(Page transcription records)

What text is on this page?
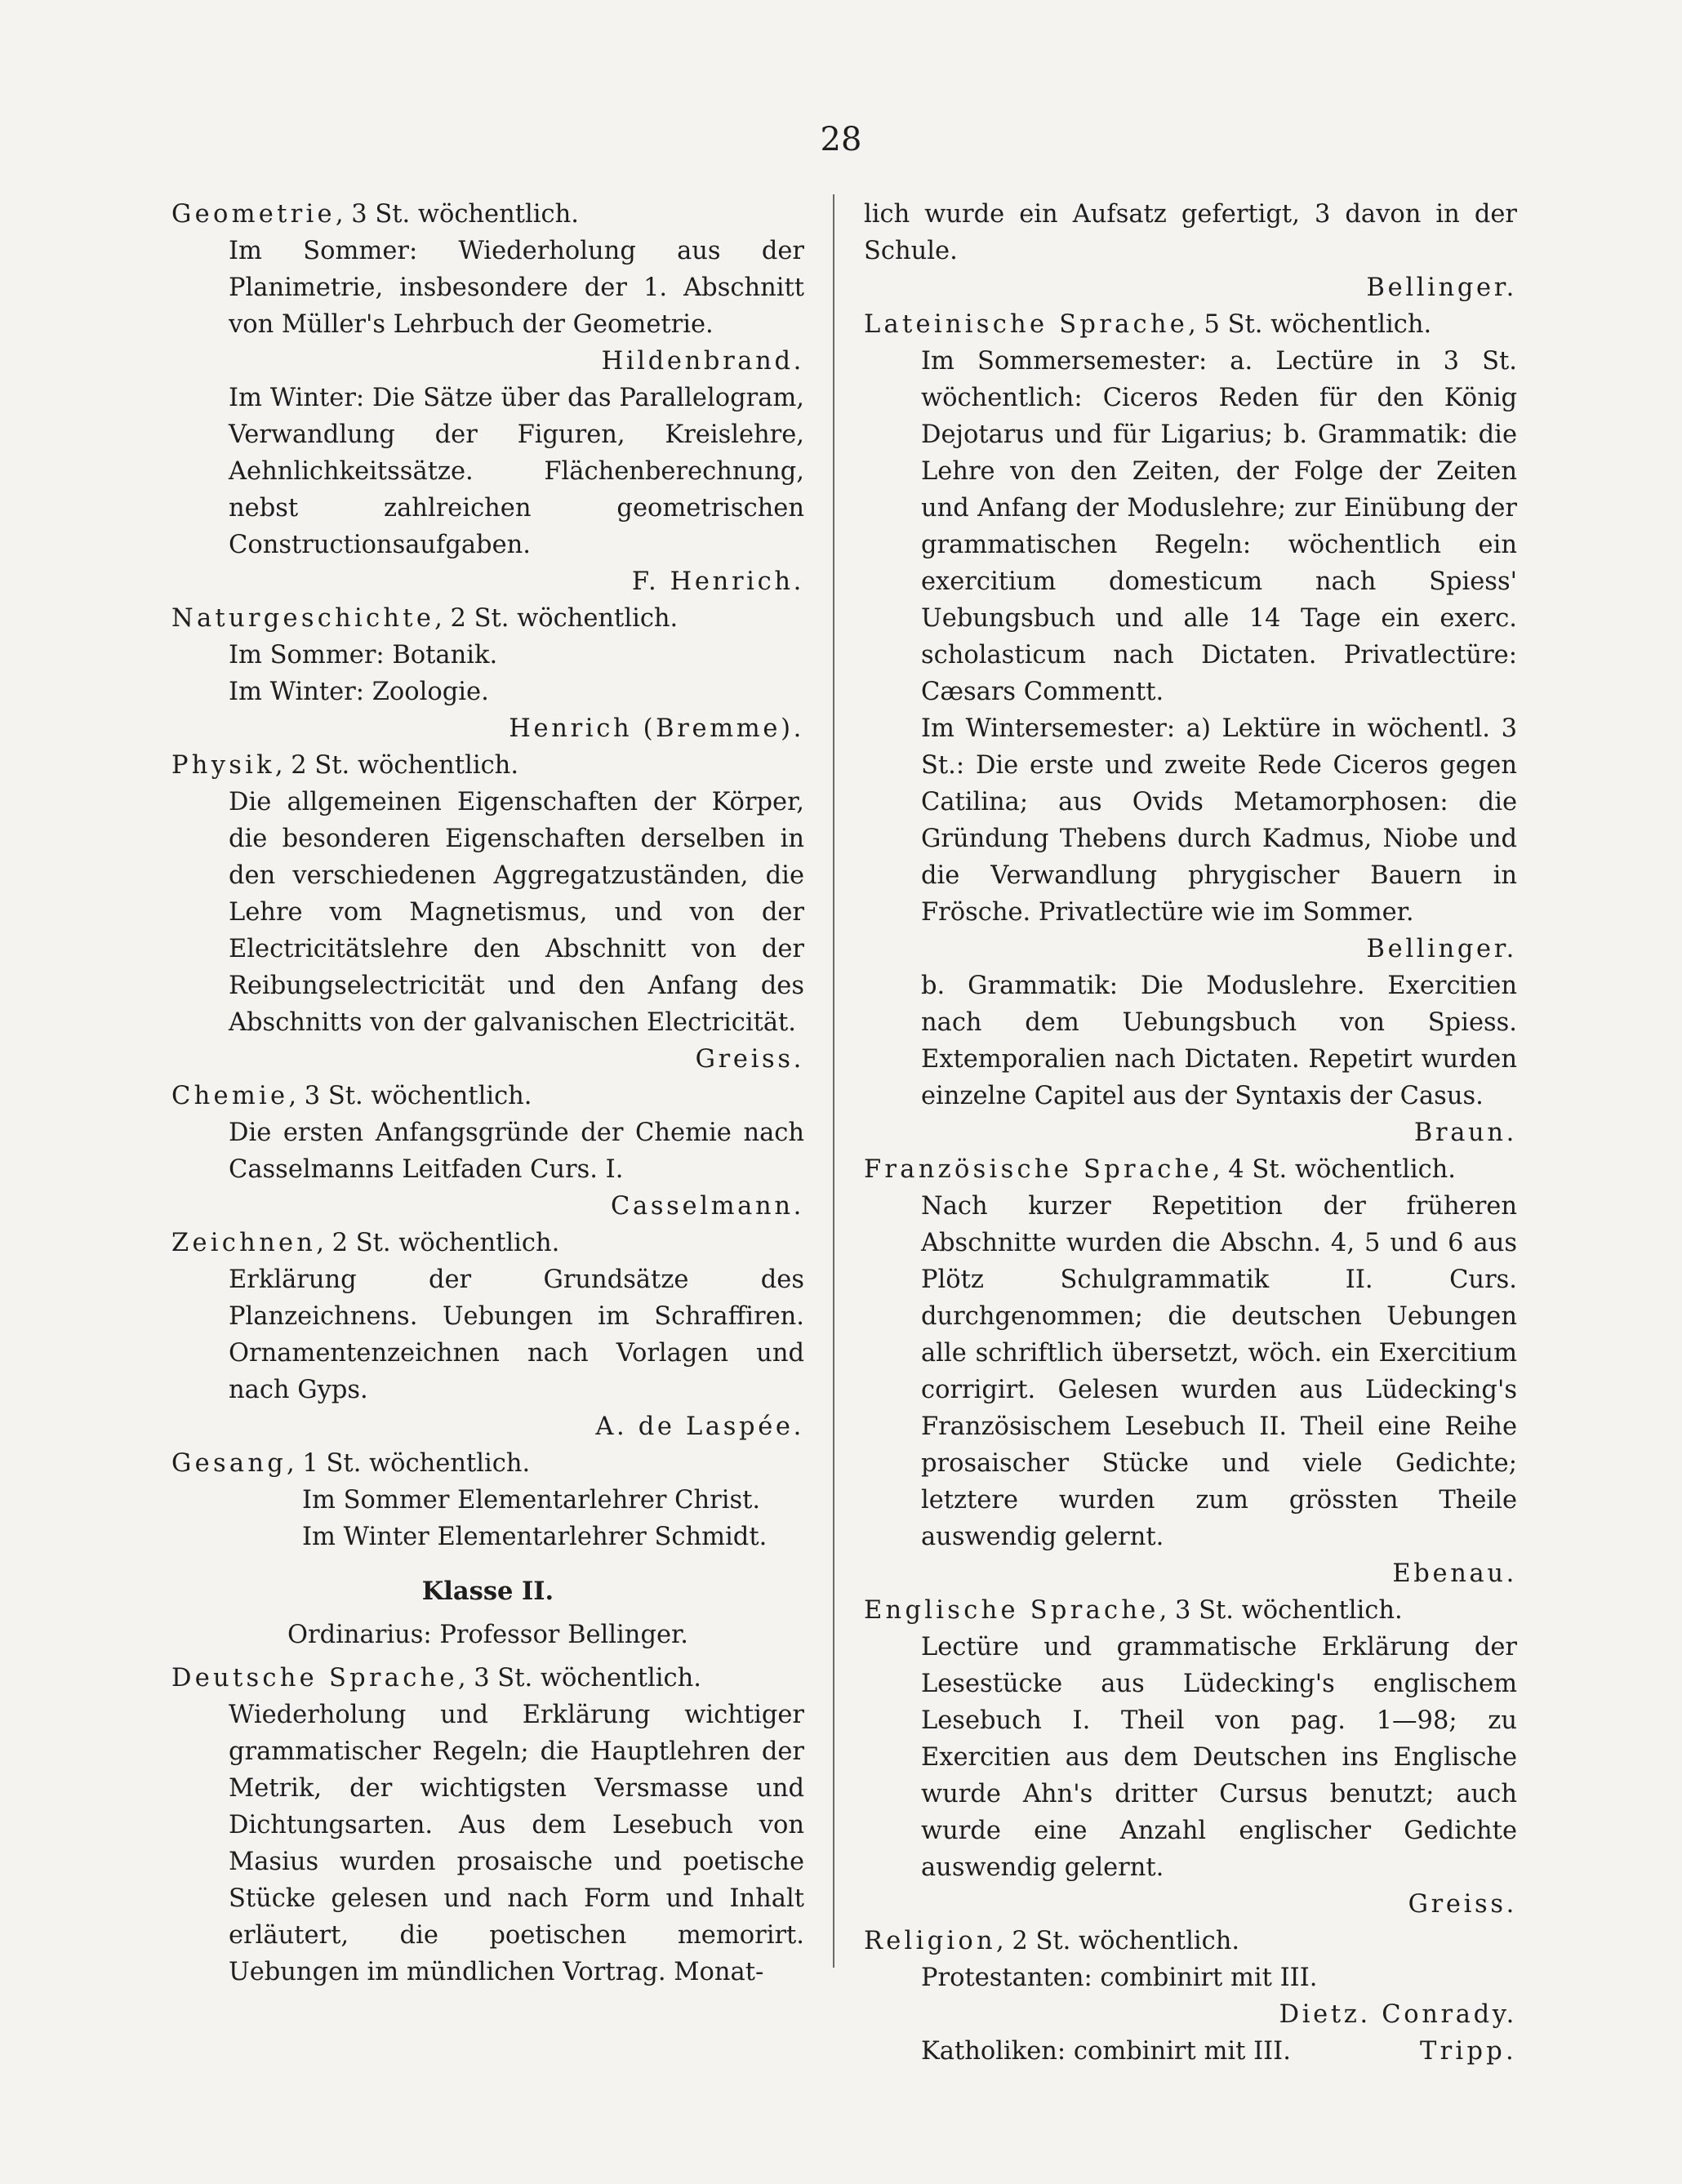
28
Geometrie, 3 St. wöchentlich.
Im Sommer: Wiederholung aus der Planimetrie, insbesondere der 1. Abschnitt von Müller's Lehrbuch der Geometrie.
Hildenbrand.
Im Winter: Die Sätze über das Parallelogram, Verwandlung der Figuren, Kreislehre, Aehnlichkeitssätze. Flächenberechnung, nebst zahlreichen geometrischen Constructionsaufgaben.
F. Henrich.
Naturgeschichte, 2 St. wöchentlich.
Im Sommer: Botanik.
Im Winter: Zoologie.
Henrich (Bremme).
Physik, 2 St. wöchentlich.
Die allgemeinen Eigenschaften der Körper, die besonderen Eigenschaften derselben in den verschiedenen Aggregatzuständen, die Lehre vom Magnetismus, und von der Electricitätslehre den Abschnitt von der Reibungselectricität und den Anfang des Abschnitts von der galvanischen Electricität.
Greiss.
Chemie, 3 St. wöchentlich.
Die ersten Anfangsgründe der Chemie nach Casselmanns Leitfaden Curs. I.
Casselmann.
Zeichnen, 2 St. wöchentlich.
Erklärung der Grundsätze des Planzeichnens. Uebungen im Schraffiren. Ornamentenzeichnen nach Vorlagen und nach Gyps.
A. de Laspée.
Gesang, 1 St. wöchentlich.
Im Sommer Elementarlehrer Christ.
Im Winter Elementarlehrer Schmidt.
Klasse II.
Ordinarius: Professor Bellinger.
Deutsche Sprache, 3 St. wöchentlich.
Wiederholung und Erklärung wichtiger grammatischer Regeln; die Hauptlehren der Metrik, der wichtigsten Versmasse und Dichtungsarten. Aus dem Lesebuch von Masius wurden prosaische und poetische Stücke gelesen und nach Form und Inhalt erläutert, die poetischen memorirt. Uebungen im mündlichen Vortrag. Monat-
lich wurde ein Aufsatz gefertigt, 3 davon in der Schule.
Bellinger.
Lateinische Sprache, 5 St. wöchentlich.
Im Sommersemester: a. Lectüre in 3 St. wöchentlich: Ciceros Reden für den König Dejotarus und für Ligarius; b. Grammatik: die Lehre von den Zeiten, der Folge der Zeiten und Anfang der Moduslehre; zur Einübung der grammatischen Regeln: wöchentlich ein exercitium domesticum nach Spiess' Uebungsbuch und alle 14 Tage ein exerc. scholasticum nach Dictaten. Privatlectüre: Cæsars Commentt.
Im Wintersemester: a) Lektüre in wöchentl. 3 St.: Die erste und zweite Rede Ciceros gegen Catilina; aus Ovids Metamorphosen: die Gründung Thebens durch Kadmus, Niobe und die Verwandlung phrygischer Bauern in Frösche. Privatlectüre wie im Sommer.
Bellinger.
b. Grammatik: Die Moduslehre. Exercitien nach dem Uebungsbuch von Spiess. Extemporalien nach Dictaten. Repetirt wurden einzelne Capitel aus der Syntaxis der Casus.
Braun.
Französische Sprache, 4 St. wöchentlich.
Nach kurzer Repetition der früheren Abschnitte wurden die Abschn. 4, 5 und 6 aus Plötz Schulgrammatik II. Curs. durchgenommen; die deutschen Uebungen alle schriftlich übersetzt, wöch. ein Exercitium corrigirt. Gelesen wurden aus Lüdecking's Französischem Lesebuch II. Theil eine Reihe prosaischer Stücke und viele Gedichte; letztere wurden zum grössten Theile auswendig gelernt.
Ebenau.
Englische Sprache, 3 St. wöchentlich.
Lectüre und grammatische Erklärung der Lesestücke aus Lüdecking's englischem Lesebuch I. Theil von pag. 1—98; zu Exercitien aus dem Deutschen ins Englische wurde Ahn's dritter Cursus benutzt; auch wurde eine Anzahl englischer Gedichte auswendig gelernt.
Greiss.
Religion, 2 St. wöchentlich.
Protestanten: combinirt mit III.
Dietz. Conrady.
Katholiken: combinirt mit III.	Tripp.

> [DIRECTIONS]
Leave out the pictures, then give all the records again exactly.

> [OUTPUT OF THE TASK]
What text is on this page?
28
Geometrie, 3 St. wöchentlich.
Im Sommer: Wiederholung aus der Planimetrie, insbesondere der 1. Abschnitt von Müller's Lehrbuch der Geometrie.
Hildenbrand.
Im Winter: Die Sätze über das Parallelogram, Verwandlung der Figuren, Kreislehre, Aehnlichkeitssätze. Flächenberechnung, nebst zahlreichen geometrischen Constructionsaufgaben.
F. Henrich.
Naturgeschichte, 2 St. wöchentlich.
Im Sommer: Botanik.
Im Winter: Zoologie.
Henrich (Bremme).
Physik, 2 St. wöchentlich.
Die allgemeinen Eigenschaften der Körper, die besonderen Eigenschaften derselben in den verschiedenen Aggregatzuständen, die Lehre vom Magnetismus, und von der Electricitätslehre den Abschnitt von der Reibungselectricität und den Anfang des Abschnitts von der galvanischen Electricität.
Greiss.
Chemie, 3 St. wöchentlich.
Die ersten Anfangsgründe der Chemie nach Casselmanns Leitfaden Curs. I.
Casselmann.
Zeichnen, 2 St. wöchentlich.
Erklärung der Grundsätze des Planzeichnens. Uebungen im Schraffiren. Ornamentenzeichnen nach Vorlagen und nach Gyps.
A. de Laspée.
Gesang, 1 St. wöchentlich.
Im Sommer Elementarlehrer Christ.
Im Winter Elementarlehrer Schmidt.
Klasse II.
Ordinarius: Professor Bellinger.
Deutsche Sprache, 3 St. wöchentlich.
Wiederholung und Erklärung wichtiger grammatischer Regeln; die Hauptlehren der Metrik, der wichtigsten Versmasse und Dichtungsarten. Aus dem Lesebuch von Masius wurden prosaische und poetische Stücke gelesen und nach Form und Inhalt erläutert, die poetischen memorirt. Uebungen im mündlichen Vortrag. Monat-
lich wurde ein Aufsatz gefertigt, 3 davon in der Schule.
Bellinger.
Lateinische Sprache, 5 St. wöchentlich.
Im Sommersemester: a. Lectüre in 3 St. wöchentlich: Ciceros Reden für den König Dejotarus und für Ligarius; b. Grammatik: die Lehre von den Zeiten, der Folge der Zeiten und Anfang der Moduslehre; zur Einübung der grammatischen Regeln: wöchentlich ein exercitium domesticum nach Spiess' Uebungsbuch und alle 14 Tage ein exerc. scholasticum nach Dictaten. Privatlectüre: Cæsars Commentt.
Im Wintersemester: a) Lektüre in wöchentl. 3 St.: Die erste und zweite Rede Ciceros gegen Catilina; aus Ovids Metamorphosen: die Gründung Thebens durch Kadmus, Niobe und die Verwandlung phrygischer Bauern in Frösche. Privatlectüre wie im Sommer.
Bellinger.
b. Grammatik: Die Moduslehre. Exercitien nach dem Uebungsbuch von Spiess. Extemporalien nach Dictaten. Repetirt wurden einzelne Capitel aus der Syntaxis der Casus.
Braun.
Französische Sprache, 4 St. wöchentlich.
Nach kurzer Repetition der früheren Abschnitte wurden die Abschn. 4, 5 und 6 aus Plötz Schulgrammatik II. Curs. durchgenommen; die deutschen Uebungen alle schriftlich übersetzt, wöch. ein Exercitium corrigirt. Gelesen wurden aus Lüdecking's Französischem Lesebuch II. Theil eine Reihe prosaischer Stücke und viele Gedichte; letztere wurden zum grössten Theile auswendig gelernt.
Ebenau.
Englische Sprache, 3 St. wöchentlich.
Lectüre und grammatische Erklärung der Lesestücke aus Lüdecking's englischem Lesebuch I. Theil von pag. 1—98; zu Exercitien aus dem Deutschen ins Englische wurde Ahn's dritter Cursus benutzt; auch wurde eine Anzahl englischer Gedichte auswendig gelernt.
Greiss.
Religion, 2 St. wöchentlich.
Protestanten: combinirt mit III.
Dietz. Conrady.
Katholiken: combinirt mit III.	Tripp.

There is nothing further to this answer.